◆ What the exercise asks: Assemble all lines in which the string "duck" appears.

[START Supplied data]

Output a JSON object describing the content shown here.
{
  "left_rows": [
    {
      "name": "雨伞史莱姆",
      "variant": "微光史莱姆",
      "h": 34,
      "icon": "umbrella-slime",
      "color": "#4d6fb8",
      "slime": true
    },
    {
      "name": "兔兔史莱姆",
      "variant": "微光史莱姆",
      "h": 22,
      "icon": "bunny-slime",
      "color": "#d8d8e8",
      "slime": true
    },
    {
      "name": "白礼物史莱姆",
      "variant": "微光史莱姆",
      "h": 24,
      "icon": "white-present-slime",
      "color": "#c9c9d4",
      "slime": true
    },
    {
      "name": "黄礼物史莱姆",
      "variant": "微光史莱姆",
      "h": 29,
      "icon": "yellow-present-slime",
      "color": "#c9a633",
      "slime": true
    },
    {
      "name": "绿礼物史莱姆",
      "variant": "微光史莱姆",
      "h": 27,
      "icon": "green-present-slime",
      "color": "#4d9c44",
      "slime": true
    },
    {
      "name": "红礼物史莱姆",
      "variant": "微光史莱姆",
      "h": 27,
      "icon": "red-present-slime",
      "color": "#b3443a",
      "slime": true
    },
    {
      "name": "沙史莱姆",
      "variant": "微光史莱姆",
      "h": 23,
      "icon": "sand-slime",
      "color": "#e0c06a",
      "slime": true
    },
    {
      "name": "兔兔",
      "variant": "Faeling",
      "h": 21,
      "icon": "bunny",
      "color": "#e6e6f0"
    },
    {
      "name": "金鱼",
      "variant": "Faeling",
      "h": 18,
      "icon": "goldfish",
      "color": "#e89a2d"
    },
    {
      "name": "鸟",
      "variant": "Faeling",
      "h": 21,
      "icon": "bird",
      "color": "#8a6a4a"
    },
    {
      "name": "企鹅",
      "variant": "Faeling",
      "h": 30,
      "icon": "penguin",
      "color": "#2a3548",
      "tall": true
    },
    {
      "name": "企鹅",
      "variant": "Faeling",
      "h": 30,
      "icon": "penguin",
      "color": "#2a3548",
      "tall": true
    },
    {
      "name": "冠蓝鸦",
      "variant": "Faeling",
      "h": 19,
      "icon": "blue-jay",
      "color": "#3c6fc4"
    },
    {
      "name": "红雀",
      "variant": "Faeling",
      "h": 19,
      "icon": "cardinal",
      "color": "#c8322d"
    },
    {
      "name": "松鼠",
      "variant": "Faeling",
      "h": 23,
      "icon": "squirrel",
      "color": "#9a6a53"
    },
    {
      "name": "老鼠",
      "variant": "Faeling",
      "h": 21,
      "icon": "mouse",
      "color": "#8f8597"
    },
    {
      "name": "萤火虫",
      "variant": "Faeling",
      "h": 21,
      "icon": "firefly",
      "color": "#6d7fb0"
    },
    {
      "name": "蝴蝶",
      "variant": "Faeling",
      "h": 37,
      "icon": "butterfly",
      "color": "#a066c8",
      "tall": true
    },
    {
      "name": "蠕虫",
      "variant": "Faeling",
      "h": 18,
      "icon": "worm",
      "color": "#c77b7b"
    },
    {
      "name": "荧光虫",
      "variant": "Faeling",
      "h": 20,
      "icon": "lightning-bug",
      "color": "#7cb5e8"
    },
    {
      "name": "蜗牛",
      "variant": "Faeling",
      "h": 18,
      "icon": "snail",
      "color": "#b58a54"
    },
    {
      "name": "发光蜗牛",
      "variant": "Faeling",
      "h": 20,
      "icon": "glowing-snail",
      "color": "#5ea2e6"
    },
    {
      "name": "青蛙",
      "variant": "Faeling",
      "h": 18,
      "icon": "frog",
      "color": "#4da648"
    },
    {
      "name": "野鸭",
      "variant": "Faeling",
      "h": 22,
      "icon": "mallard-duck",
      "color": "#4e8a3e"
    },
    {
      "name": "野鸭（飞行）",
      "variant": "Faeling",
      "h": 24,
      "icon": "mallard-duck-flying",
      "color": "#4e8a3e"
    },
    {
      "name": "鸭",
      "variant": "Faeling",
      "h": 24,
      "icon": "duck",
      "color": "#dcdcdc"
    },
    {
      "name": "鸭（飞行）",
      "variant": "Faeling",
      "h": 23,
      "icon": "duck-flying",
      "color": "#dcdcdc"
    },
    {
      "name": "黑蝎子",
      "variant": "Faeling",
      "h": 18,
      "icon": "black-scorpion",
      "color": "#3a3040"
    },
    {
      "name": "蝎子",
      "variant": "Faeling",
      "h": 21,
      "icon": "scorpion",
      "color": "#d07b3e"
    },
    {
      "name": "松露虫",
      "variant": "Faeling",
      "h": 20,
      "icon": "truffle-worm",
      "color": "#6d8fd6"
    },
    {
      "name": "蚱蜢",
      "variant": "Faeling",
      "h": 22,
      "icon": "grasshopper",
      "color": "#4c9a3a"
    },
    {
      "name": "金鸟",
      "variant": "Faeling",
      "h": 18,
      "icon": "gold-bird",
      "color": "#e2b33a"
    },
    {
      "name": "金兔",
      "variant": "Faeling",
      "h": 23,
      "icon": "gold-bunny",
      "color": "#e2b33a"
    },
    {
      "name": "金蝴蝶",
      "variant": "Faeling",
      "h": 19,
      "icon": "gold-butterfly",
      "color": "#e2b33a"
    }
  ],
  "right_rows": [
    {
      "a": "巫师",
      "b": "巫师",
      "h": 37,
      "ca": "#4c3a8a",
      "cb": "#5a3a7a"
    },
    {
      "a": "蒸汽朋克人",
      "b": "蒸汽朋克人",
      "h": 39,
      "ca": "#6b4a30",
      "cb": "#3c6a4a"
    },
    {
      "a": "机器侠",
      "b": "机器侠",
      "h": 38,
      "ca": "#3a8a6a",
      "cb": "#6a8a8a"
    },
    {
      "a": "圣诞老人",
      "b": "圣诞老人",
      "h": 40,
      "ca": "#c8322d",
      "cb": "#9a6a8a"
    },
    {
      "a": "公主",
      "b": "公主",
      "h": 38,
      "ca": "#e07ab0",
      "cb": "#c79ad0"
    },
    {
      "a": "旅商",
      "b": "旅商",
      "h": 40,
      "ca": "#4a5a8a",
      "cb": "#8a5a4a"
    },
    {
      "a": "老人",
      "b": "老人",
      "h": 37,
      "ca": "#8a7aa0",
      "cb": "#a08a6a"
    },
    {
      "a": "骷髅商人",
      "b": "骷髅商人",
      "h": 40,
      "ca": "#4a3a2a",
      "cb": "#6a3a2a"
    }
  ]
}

[END Supplied data]

◆ Solution for this task:
      "icon": "mallard-duck",
      "icon": "mallard-duck-flying",
      "icon": "duck",
      "icon": "duck-flying",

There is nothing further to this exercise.